*Task goal:* Reproduce each line bearing the word "acid".

>>>

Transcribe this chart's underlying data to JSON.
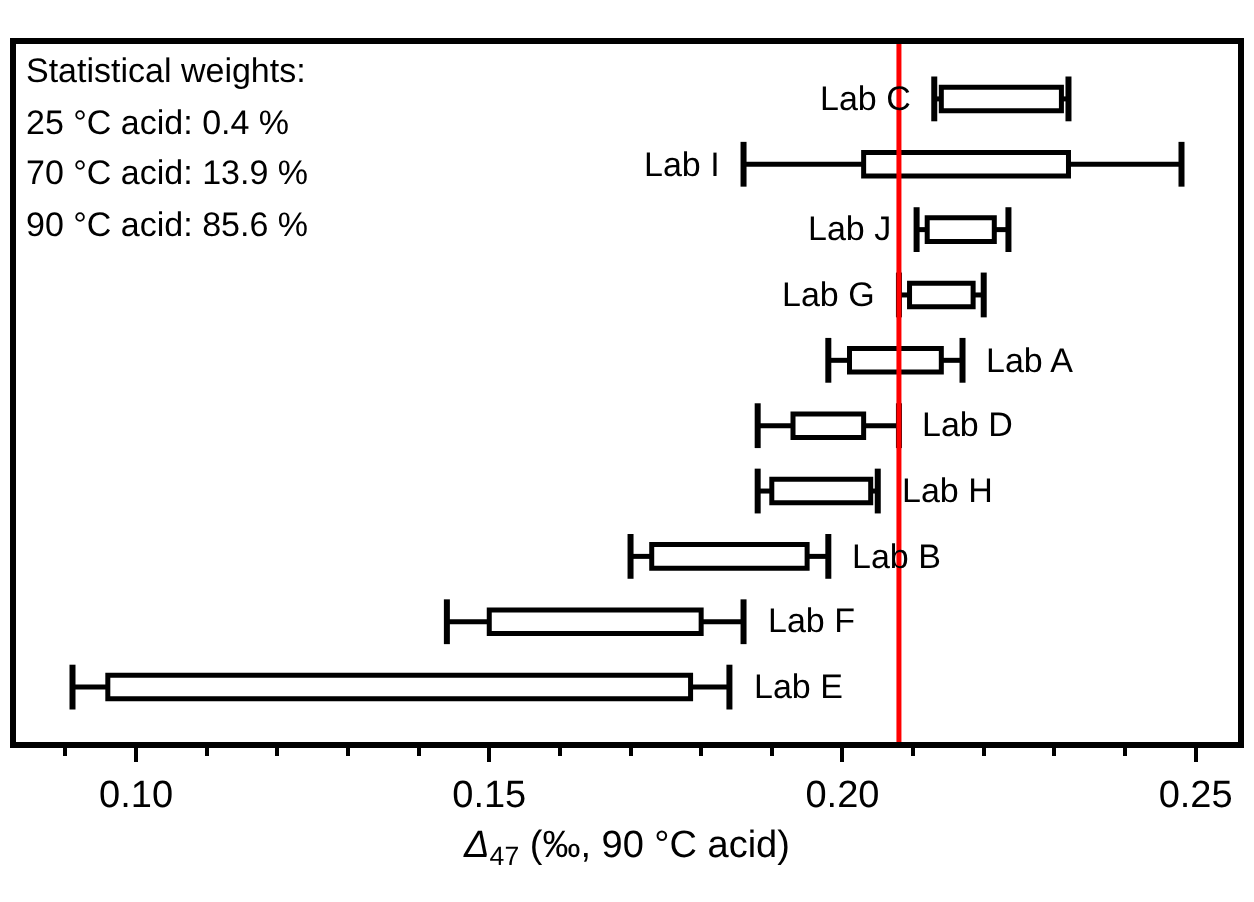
{
  "chart_data": {
    "type": "bar",
    "orientation": "horizontal",
    "categories": [
      "Lab C",
      "Lab I",
      "Lab J",
      "Lab G",
      "Lab A",
      "Lab D",
      "Lab H",
      "Lab B",
      "Lab F",
      "Lab E"
    ],
    "base": [
      0.214,
      0.203,
      0.212,
      0.2095,
      0.201,
      0.193,
      0.19,
      0.173,
      0.15,
      0.096
    ],
    "values": [
      0.017,
      0.029,
      0.0095,
      0.009,
      0.013,
      0.01,
      0.014,
      0.022,
      0.03,
      0.0825
    ],
    "errors": [
      [
        0.213,
        0.232
      ],
      [
        0.186,
        0.248
      ],
      [
        0.2105,
        0.2235
      ],
      [
        0.208,
        0.22
      ],
      [
        0.198,
        0.217
      ],
      [
        0.188,
        0.208
      ],
      [
        0.188,
        0.205
      ],
      [
        0.17,
        0.198
      ],
      [
        0.144,
        0.186
      ],
      [
        0.091,
        0.184
      ]
    ],
    "color": "#ffffff",
    "xlabel": "Δ$_{47}$ (‰, 90 °C acid)",
    "xlim": [
      0.083,
      0.256
    ],
    "xticks": [
      {
        "value": 0.09,
        "label": null
      },
      {
        "value": 0.1,
        "label": "0.10"
      },
      {
        "value": 0.11,
        "label": null
      },
      {
        "value": 0.12,
        "label": null
      },
      {
        "value": 0.13,
        "label": null
      },
      {
        "value": 0.14,
        "label": null
      },
      {
        "value": 0.15,
        "label": "0.15"
      },
      {
        "value": 0.16,
        "label": null
      },
      {
        "value": 0.17,
        "label": null
      },
      {
        "value": 0.18,
        "label": null
      },
      {
        "value": 0.19,
        "label": null
      },
      {
        "value": 0.2,
        "label": "0.20"
      },
      {
        "value": 0.21,
        "label": null
      },
      {
        "value": 0.22,
        "label": null
      },
      {
        "value": 0.23,
        "label": null
      },
      {
        "value": 0.24,
        "label": null
      },
      {
        "value": 0.25,
        "label": "0.25"
      }
    ],
    "ref_lines": [
      {
        "axis": "x",
        "value": 0.208,
        "color": "#ff0000"
      }
    ],
    "annotations": [
      "Statistical weights:",
      "25 °C acid: 0.4 %",
      "70 °C acid: 13.9 %",
      "90 °C acid: 85.6 %"
    ],
    "tick_labels": "x"
  }
}
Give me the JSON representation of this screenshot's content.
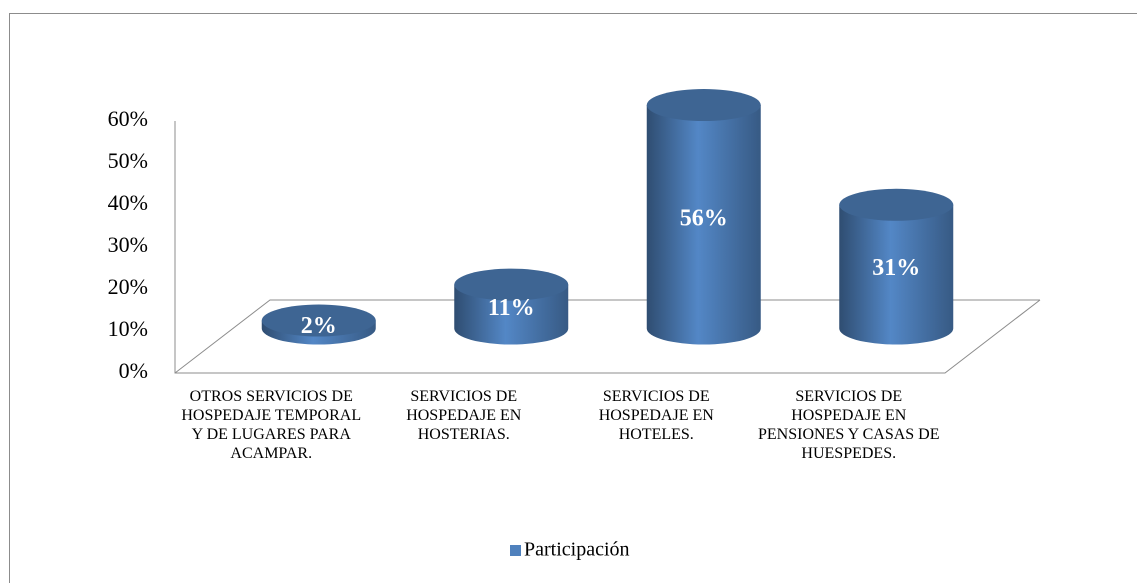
{
  "chart_data": {
    "type": "bar",
    "categories": [
      "OTROS SERVICIOS DE HOSPEDAJE TEMPORAL Y DE LUGARES PARA ACAMPAR.",
      "SERVICIOS DE HOSPEDAJE EN HOSTERIAS.",
      "SERVICIOS DE HOSPEDAJE EN HOTELES.",
      "SERVICIOS DE HOSPEDAJE EN PENSIONES Y CASAS DE HUESPEDES."
    ],
    "series": [
      {
        "name": "Participación",
        "color": "#4f81bd",
        "values": [
          2,
          11,
          56,
          31
        ],
        "value_labels": [
          "2%",
          "11%",
          "56%",
          "31%"
        ]
      }
    ],
    "ylim": [
      0,
      60
    ],
    "yticks": [
      {
        "value": 0,
        "label": "0%"
      },
      {
        "value": 10,
        "label": "10%"
      },
      {
        "value": 20,
        "label": "20%"
      },
      {
        "value": 30,
        "label": "30%"
      },
      {
        "value": 40,
        "label": "40%"
      },
      {
        "value": 50,
        "label": "50%"
      },
      {
        "value": 60,
        "label": "60%"
      }
    ],
    "legend": "bottom"
  }
}
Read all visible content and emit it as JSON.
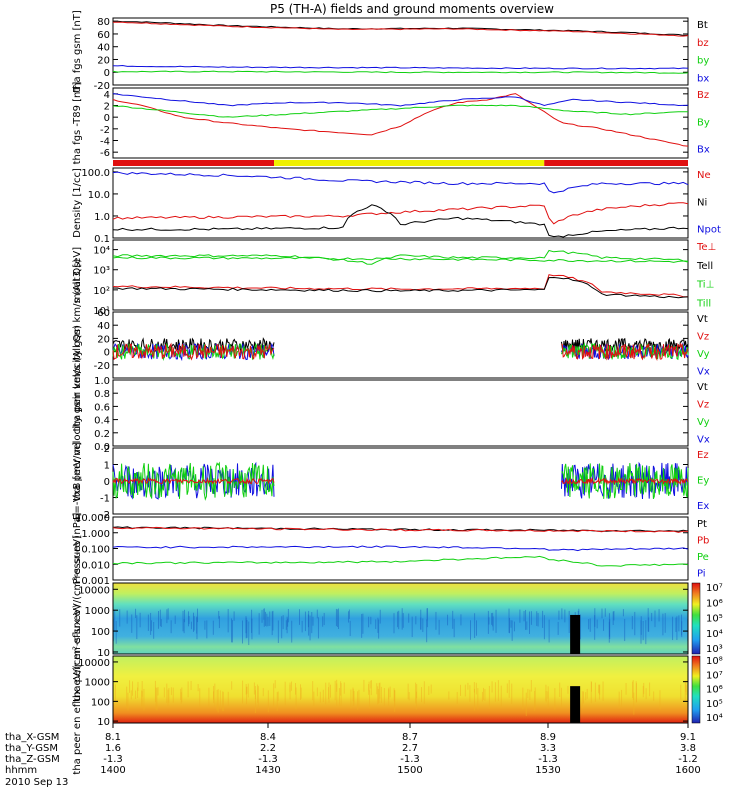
{
  "title": "P5 (TH-A) fields and ground moments overview",
  "date_label": "2010 Sep 13",
  "ephemeris": {
    "rows": [
      {
        "label": "tha_X-GSM",
        "values": [
          "8.1",
          "8.4",
          "8.7",
          "8.9",
          "9.1"
        ]
      },
      {
        "label": "tha_Y-GSM",
        "values": [
          "1.6",
          "2.2",
          "2.7",
          "3.3",
          "3.8"
        ]
      },
      {
        "label": "tha_Z-GSM",
        "values": [
          "-1.3",
          "-1.3",
          "-1.3",
          "-1.3",
          "-1.2"
        ]
      },
      {
        "label": "hhmm",
        "values": [
          "1400",
          "1430",
          "1500",
          "1530",
          "1600"
        ]
      }
    ]
  },
  "colors": {
    "black": "#000000",
    "red": "#e01010",
    "green": "#10d010",
    "blue": "#1010e0",
    "yellow": "#f0f000"
  },
  "chart_data": [
    {
      "id": "fgs",
      "type": "line",
      "ylabel": "tha fgs gsm [nT]",
      "ylim": [
        -20,
        85
      ],
      "ticks": [
        "80",
        "60",
        "40",
        "20",
        "0",
        "-20"
      ],
      "tick_values": [
        80,
        60,
        40,
        20,
        0,
        -20
      ],
      "series": [
        {
          "name": "Bt",
          "color": "#000000",
          "x": [
            0,
            0.05,
            0.2,
            0.4,
            0.6,
            0.8,
            0.9,
            1
          ],
          "y": [
            80,
            79,
            73,
            68,
            69,
            65,
            62,
            58
          ]
        },
        {
          "name": "bz",
          "color": "#e01010",
          "x": [
            0,
            0.2,
            0.4,
            0.6,
            0.8,
            1
          ],
          "y": [
            79,
            72,
            67,
            68,
            64,
            57
          ]
        },
        {
          "name": "by",
          "color": "#10d010",
          "x": [
            0,
            0.2,
            0.5,
            0.8,
            1
          ],
          "y": [
            1,
            1,
            0,
            0,
            -1
          ]
        },
        {
          "name": "bx",
          "color": "#1010e0",
          "x": [
            0,
            0.2,
            0.5,
            0.8,
            1
          ],
          "y": [
            10,
            8,
            7,
            6,
            6
          ]
        }
      ],
      "legend": [
        "Bt",
        "bz",
        "by",
        "bx"
      ]
    },
    {
      "id": "fgsdbo",
      "type": "line",
      "ylabel": "tha fgs -T89 [nT]",
      "ylim": [
        -7,
        5
      ],
      "ticks": [
        "4",
        "2",
        "0",
        "-2",
        "-4",
        "-6"
      ],
      "tick_values": [
        4,
        2,
        0,
        -2,
        -4,
        -6
      ],
      "series": [
        {
          "name": "Bz",
          "color": "#e01010",
          "x": [
            0,
            0.05,
            0.12,
            0.2,
            0.3,
            0.45,
            0.5,
            0.55,
            0.6,
            0.65,
            0.7,
            0.78,
            0.85,
            0.9,
            1
          ],
          "y": [
            3,
            2,
            0,
            -1,
            -2,
            -3,
            -1.5,
            1,
            2.5,
            3,
            4,
            -1,
            -2,
            -3,
            -5
          ]
        },
        {
          "name": "By",
          "color": "#10d010",
          "x": [
            0,
            0.1,
            0.2,
            0.3,
            0.4,
            0.5,
            0.6,
            0.7,
            0.8,
            0.9,
            1
          ],
          "y": [
            2,
            1,
            0,
            0.5,
            1,
            1.5,
            2,
            2,
            1,
            0.5,
            1
          ]
        },
        {
          "name": "Bx",
          "color": "#1010e0",
          "x": [
            0,
            0.1,
            0.2,
            0.3,
            0.4,
            0.5,
            0.6,
            0.7,
            0.75,
            0.8,
            0.9,
            1
          ],
          "y": [
            4,
            3,
            2,
            2.5,
            2.5,
            2,
            3,
            3.5,
            2,
            3,
            2.5,
            2
          ]
        }
      ],
      "legend": [
        "Bz",
        "By",
        "Bx"
      ]
    },
    {
      "id": "mode",
      "type": "bar",
      "segments": [
        {
          "from": 0,
          "to": 0.28,
          "color": "#e01010"
        },
        {
          "from": 0.28,
          "to": 0.75,
          "color": "#f0f000"
        },
        {
          "from": 0.75,
          "to": 1,
          "color": "#e01010"
        }
      ]
    },
    {
      "id": "density",
      "type": "line",
      "ylabel": "Density [1/cc]",
      "scale": "log",
      "ylim": [
        0.1,
        150
      ],
      "ticks": [
        "100.0",
        "10.0",
        "1.0",
        "0.1"
      ],
      "tick_values": [
        100,
        10,
        1,
        0.1
      ],
      "series": [
        {
          "name": "Ne",
          "color": "#e01010",
          "x": [
            0,
            0.2,
            0.4,
            0.5,
            0.6,
            0.75,
            0.76,
            0.85,
            1
          ],
          "y": [
            0.8,
            0.9,
            1,
            1.5,
            2,
            3,
            0.3,
            2,
            4
          ]
        },
        {
          "name": "Ni",
          "color": "#000000",
          "x": [
            0,
            0.2,
            0.4,
            0.45,
            0.5,
            0.6,
            0.75,
            0.76,
            0.85,
            1
          ],
          "y": [
            0.25,
            0.25,
            0.3,
            3,
            0.4,
            0.8,
            0.4,
            0.1,
            0.2,
            0.3
          ]
        },
        {
          "name": "Npot",
          "color": "#1010e0",
          "x": [
            0,
            0.2,
            0.4,
            0.6,
            0.75,
            0.76,
            0.85,
            1
          ],
          "y": [
            90,
            70,
            40,
            30,
            30,
            10,
            30,
            30
          ]
        }
      ],
      "legend": [
        "Ne",
        "Ni",
        "Npot"
      ]
    },
    {
      "id": "temp",
      "type": "line",
      "ylabel": "moat3 [eV]",
      "scale": "log",
      "ylim": [
        10,
        30000
      ],
      "ticks": [
        "10⁴",
        "10³",
        "10²",
        "10¹"
      ],
      "tick_values": [
        10000,
        1000,
        100,
        10
      ],
      "series": [
        {
          "name": "Te⊥",
          "color": "#e01010",
          "x": [
            0,
            0.3,
            0.5,
            0.75,
            0.76,
            0.85,
            1
          ],
          "y": [
            150,
            120,
            110,
            120,
            600,
            80,
            50
          ]
        },
        {
          "name": "Tell",
          "color": "#000000",
          "x": [
            0,
            0.3,
            0.5,
            0.75,
            0.76,
            0.85,
            1
          ],
          "y": [
            120,
            100,
            90,
            100,
            500,
            60,
            40
          ]
        },
        {
          "name": "Ti⊥",
          "color": "#10d010",
          "x": [
            0,
            0.3,
            0.45,
            0.5,
            0.6,
            0.75,
            0.76,
            0.85,
            1
          ],
          "y": [
            5000,
            5000,
            2000,
            5000,
            4000,
            4000,
            9000,
            4000,
            3000
          ]
        },
        {
          "name": "Till",
          "color": "#10d010",
          "x": [
            0,
            0.5,
            1
          ],
          "y": [
            4000,
            3500,
            2500
          ]
        }
      ],
      "legend": [
        "Te⊥",
        "Tell",
        "Ti⊥",
        "Till"
      ]
    },
    {
      "id": "peir_vel",
      "type": "line",
      "ylabel": "tha peir velocity gsm km/s (All Qs)",
      "ylim": [
        -40,
        60
      ],
      "ticks": [
        "60",
        "40",
        "20",
        "0",
        "-20"
      ],
      "tick_values": [
        60,
        40,
        20,
        0,
        -20
      ],
      "segments": [
        [
          0,
          0.28
        ],
        [
          0.78,
          1
        ]
      ],
      "legend": [
        "Vt",
        "Vz",
        "Vy",
        "Vx"
      ]
    },
    {
      "id": "peer_vel",
      "type": "line",
      "ylabel": "tha peer velocity gsm km/s (All Qs)",
      "ylim": [
        0,
        1
      ],
      "ticks": [
        "1.0",
        "0.8",
        "0.6",
        "0.4",
        "0.2",
        "0.0"
      ],
      "tick_values": [
        1,
        0.8,
        0.6,
        0.4,
        0.2,
        0
      ],
      "legend": [
        "Vt",
        "Vz",
        "Vy",
        "Vx"
      ]
    },
    {
      "id": "efield",
      "type": "line",
      "ylabel": "E=-VxB [mV/m]",
      "ylim": [
        -2,
        2
      ],
      "ticks": [
        "2",
        "1",
        "0",
        "-1",
        "-2"
      ],
      "tick_values": [
        2,
        1,
        0,
        -1,
        -2
      ],
      "segments": [
        [
          0,
          0.28
        ],
        [
          0.78,
          1
        ]
      ],
      "legend": [
        "Ez",
        "Ey",
        "Ex"
      ]
    },
    {
      "id": "pressure",
      "type": "line",
      "ylabel": "Pressure [nPa]",
      "scale": "log",
      "ylim": [
        0.001,
        10
      ],
      "ticks": [
        "10.000",
        "1.000",
        "0.100",
        "0.010",
        "0.001"
      ],
      "tick_values": [
        10,
        1,
        0.1,
        0.01,
        0.001
      ],
      "series": [
        {
          "name": "Pt",
          "color": "#000000",
          "x": [
            0,
            0.5,
            1
          ],
          "y": [
            2.2,
            1.6,
            1.3
          ]
        },
        {
          "name": "Pb",
          "color": "#e01010",
          "x": [
            0,
            0.5,
            1
          ],
          "y": [
            2.1,
            1.5,
            1.2
          ]
        },
        {
          "name": "Pe",
          "color": "#10d010",
          "x": [
            0,
            0.3,
            0.5,
            0.75,
            0.76,
            0.85,
            1
          ],
          "y": [
            0.012,
            0.013,
            0.015,
            0.03,
            0.02,
            0.008,
            0.01
          ]
        },
        {
          "name": "Pi",
          "color": "#1010e0",
          "x": [
            0,
            0.5,
            0.75,
            0.76,
            1
          ],
          "y": [
            0.12,
            0.13,
            0.1,
            0.08,
            0.1
          ]
        }
      ],
      "legend": [
        "Pt",
        "Pb",
        "Pe",
        "Pi"
      ]
    },
    {
      "id": "peir_spec",
      "type": "heatmap",
      "ylabel": "tha peir en eflux eV/(cm²-s-sr-eV)",
      "scale": "log",
      "ylim": [
        8,
        20000
      ],
      "ticks": [
        "10000",
        "1000",
        "100",
        "10"
      ],
      "tick_values": [
        10000,
        1000,
        100,
        10
      ],
      "colorbar": [
        "10⁷",
        "10⁶",
        "10⁵",
        "10⁴",
        "10³"
      ]
    },
    {
      "id": "peer_spec",
      "type": "heatmap",
      "ylabel": "tha peer en eflux eV/(cm²-s-sr-eV)",
      "scale": "log",
      "ylim": [
        8,
        20000
      ],
      "ticks": [
        "10000",
        "1000",
        "100",
        "10"
      ],
      "tick_values": [
        10000,
        1000,
        100,
        10
      ],
      "colorbar": [
        "10⁸",
        "10⁷",
        "10⁶",
        "10⁵",
        "10⁴"
      ]
    }
  ]
}
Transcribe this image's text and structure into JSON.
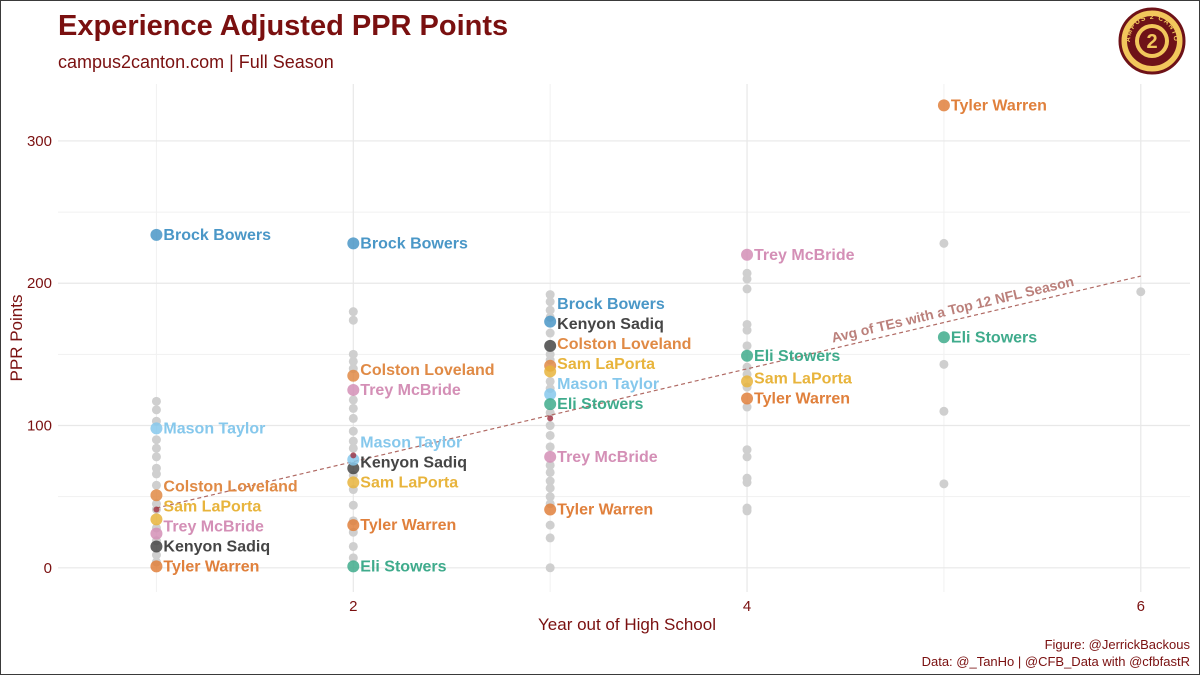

<<<

*Completed task:*
    "xlabel": "Δ$_{47}$ (‰, 90 °C acid)",
      "25 °C acid: 0.4 %",
      "70 °C acid: 13.9 %",
      "90 °C acid: 85.6 %"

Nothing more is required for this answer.